_BRIEF_
Transcribe all the records exactly and omit any images they hold.
━━━━━ RECORDS FOR THIS TASK
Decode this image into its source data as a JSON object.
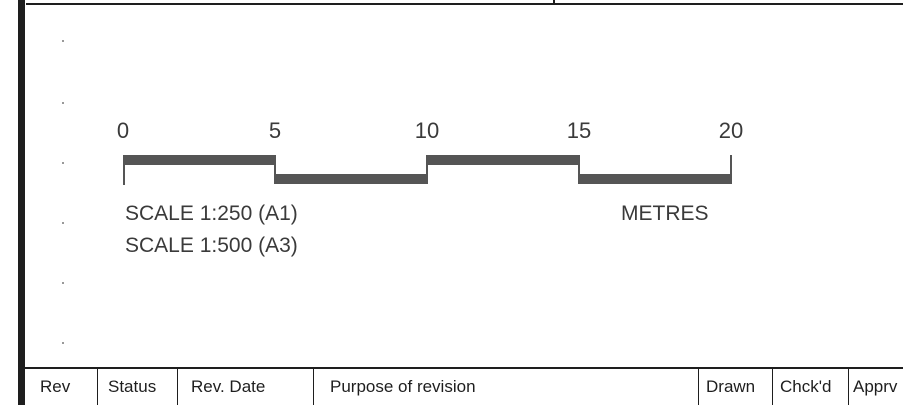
{
  "scale_bar": {
    "ticks": [
      "0",
      "5",
      "10",
      "15",
      "20"
    ],
    "scale_a1": "SCALE 1:250 (A1)",
    "scale_a3": "SCALE 1:500 (A3)",
    "units": "METRES"
  },
  "revision_table": {
    "headers": [
      "Rev",
      "Status",
      "Rev. Date",
      "Purpose of revision",
      "Drawn",
      "Chck'd",
      "Apprv"
    ]
  }
}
━━━━━━━━━━
_ANSWER IN FULL_
Decode this image into its source data as a JSON object.
{
  "scale_bar": {
    "ticks": [
      "0",
      "5",
      "10",
      "15",
      "20"
    ],
    "scale_a1": "SCALE 1:250 (A1)",
    "scale_a3": "SCALE 1:500 (A3)",
    "units": "METRES"
  },
  "revision_table": {
    "headers": [
      "Rev",
      "Status",
      "Rev. Date",
      "Purpose of revision",
      "Drawn",
      "Chck'd",
      "Apprv"
    ]
  }
}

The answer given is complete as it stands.